## WRITTEN INSTRUCTION 1
Write out the part of the Dishonored 2 review starting with "In the final" and going on through "her own woman.".

## PASSAGE SHOWN
* * *
Review: ‘DISHONORED 2’ Is a Clockwork Masterpiece

It’s the best game of 2016. Spoilers ahead.

In the final level of Arkane’s masterful Dishonored 2, I was searching for easter eggs. One easter egg, to be specific.

Late in the first game, released all the way back in 2012, you can break into Dunwall Tower, the seat of the empire and the cadre of men who killed the Empress and took it from you. In one of the rich, baroque hallways that lines the upper levels, there’s an innocuous lever on one of the walls. Pull it, and you’ll find yourself inside the late Empress’s secret room. It’s a sweet little easter egg, containing a collectible bone charm and — more importantly — an audiograph from the Empress to her daughter, Emily. In it, the Empress wonders what of these plague-infested years her daughter will remember when she herself sits upon the throne of Dunwall, and how the events to come will shape Emily as she matures into her own woman.
* * *
## DATA RECORDS
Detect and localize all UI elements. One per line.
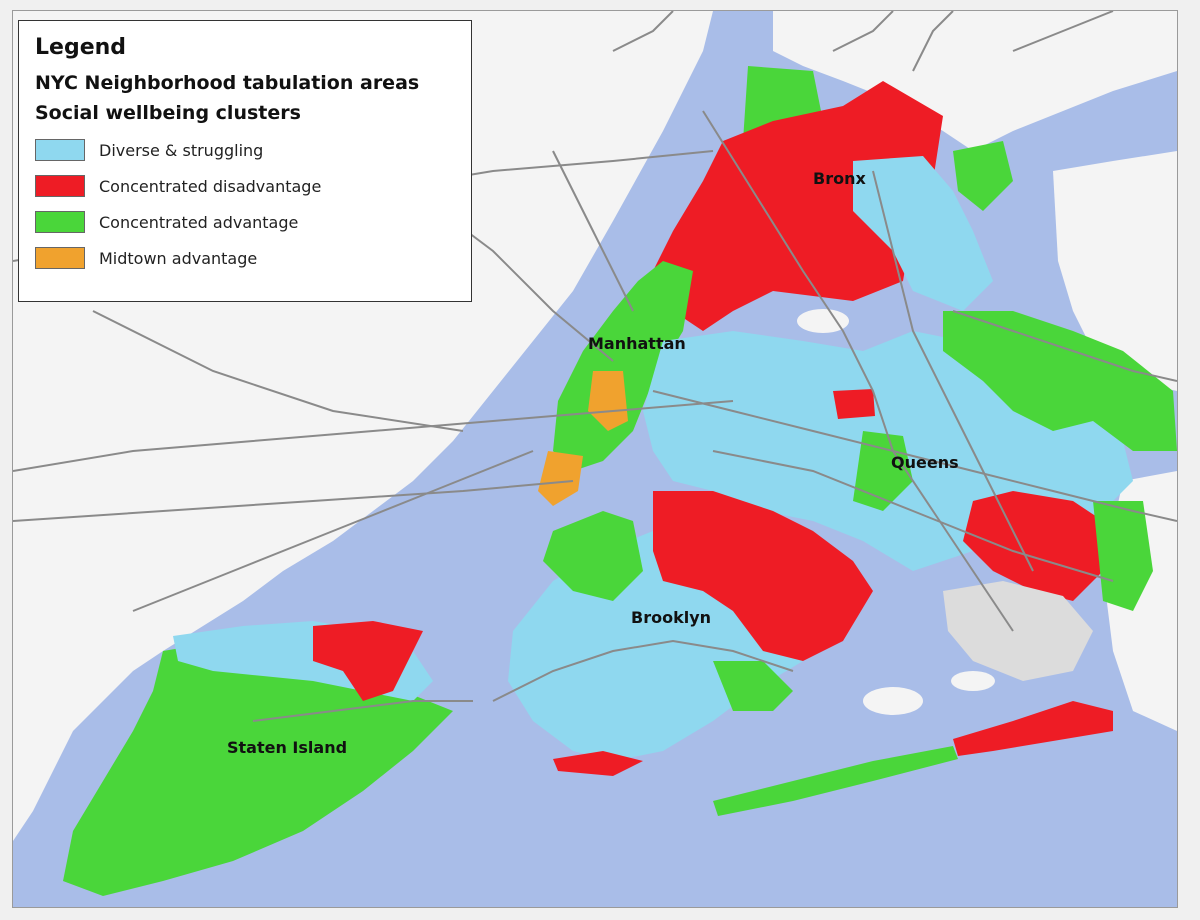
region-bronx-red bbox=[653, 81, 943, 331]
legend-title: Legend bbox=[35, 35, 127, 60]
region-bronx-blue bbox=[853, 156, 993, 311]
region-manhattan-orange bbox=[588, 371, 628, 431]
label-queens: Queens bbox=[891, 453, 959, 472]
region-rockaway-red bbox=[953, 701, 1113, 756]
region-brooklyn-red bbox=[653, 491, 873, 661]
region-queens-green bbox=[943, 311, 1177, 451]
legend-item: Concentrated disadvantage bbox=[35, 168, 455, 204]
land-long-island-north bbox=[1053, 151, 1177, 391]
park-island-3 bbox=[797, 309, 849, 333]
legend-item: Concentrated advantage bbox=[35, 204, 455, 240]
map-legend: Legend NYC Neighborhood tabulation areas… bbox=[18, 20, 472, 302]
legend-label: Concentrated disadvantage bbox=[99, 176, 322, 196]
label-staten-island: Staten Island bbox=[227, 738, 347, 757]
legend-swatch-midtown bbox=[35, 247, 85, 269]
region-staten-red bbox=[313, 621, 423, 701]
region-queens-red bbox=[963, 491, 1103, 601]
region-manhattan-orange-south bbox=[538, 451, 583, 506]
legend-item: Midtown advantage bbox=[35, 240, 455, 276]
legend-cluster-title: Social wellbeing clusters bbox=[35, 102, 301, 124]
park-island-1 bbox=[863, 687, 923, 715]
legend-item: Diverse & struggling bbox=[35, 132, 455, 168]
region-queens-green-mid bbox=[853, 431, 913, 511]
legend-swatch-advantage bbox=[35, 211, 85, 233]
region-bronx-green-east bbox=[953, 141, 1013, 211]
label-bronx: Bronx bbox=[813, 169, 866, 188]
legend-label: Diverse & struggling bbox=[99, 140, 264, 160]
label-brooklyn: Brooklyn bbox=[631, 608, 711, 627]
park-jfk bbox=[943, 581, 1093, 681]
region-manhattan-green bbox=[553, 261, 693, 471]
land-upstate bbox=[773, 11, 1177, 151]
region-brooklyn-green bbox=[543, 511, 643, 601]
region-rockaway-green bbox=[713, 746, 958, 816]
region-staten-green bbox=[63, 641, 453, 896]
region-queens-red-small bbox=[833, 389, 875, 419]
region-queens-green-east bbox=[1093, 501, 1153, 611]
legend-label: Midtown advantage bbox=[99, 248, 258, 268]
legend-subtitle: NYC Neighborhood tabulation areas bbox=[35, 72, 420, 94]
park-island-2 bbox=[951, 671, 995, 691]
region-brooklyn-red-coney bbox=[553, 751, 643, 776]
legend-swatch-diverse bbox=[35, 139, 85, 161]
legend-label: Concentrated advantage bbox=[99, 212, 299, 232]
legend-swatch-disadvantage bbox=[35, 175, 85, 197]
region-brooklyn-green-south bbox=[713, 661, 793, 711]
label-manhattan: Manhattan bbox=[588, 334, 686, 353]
* * *
## WRITTEN INSTRUCTION 2
From the rows, give again only the lines starting with the line with "region-bronx-red bbox=[653, 81, 943, 331]" and going on through the line with "region-brooklyn-red bbox=[653, 491, 873, 661]". Substitute "amber" for "orange" and leave everything else unchanged.

## WORKED ANSWER 1
In the final level of Arkane’s masterful Dishonored 2, I was searching for easter eggs. One easter egg, to be specific.

Late in the first game, released all the way back in 2012, you can break into Dunwall Tower, the seat of the empire and the cadre of men who killed the Empress and took it from you. In one of the rich, baroque hallways that lines the upper levels, there’s an innocuous lever on one of the walls. Pull it, and you’ll find yourself inside the late Empress’s secret room. It’s a sweet little easter egg, containing a collectible bone charm and — more importantly — an audiograph from the Empress to her daughter, Emily. In it, the Empress wonders what of these plague-infested years her daughter will remember when she herself sits upon the throne of Dunwall, and how the events to come will shape Emily as she matures into her own woman.

## WORKED ANSWER 2
region-bronx-red bbox=[653, 81, 943, 331]
legend-title: Legend bbox=[35, 35, 127, 60]
region-bronx-blue bbox=[853, 156, 993, 311]
region-manhattan-amber bbox=[588, 371, 628, 431]
label-queens: Queens bbox=[891, 453, 959, 472]
region-rockaway-red bbox=[953, 701, 1113, 756]
region-brooklyn-red bbox=[653, 491, 873, 661]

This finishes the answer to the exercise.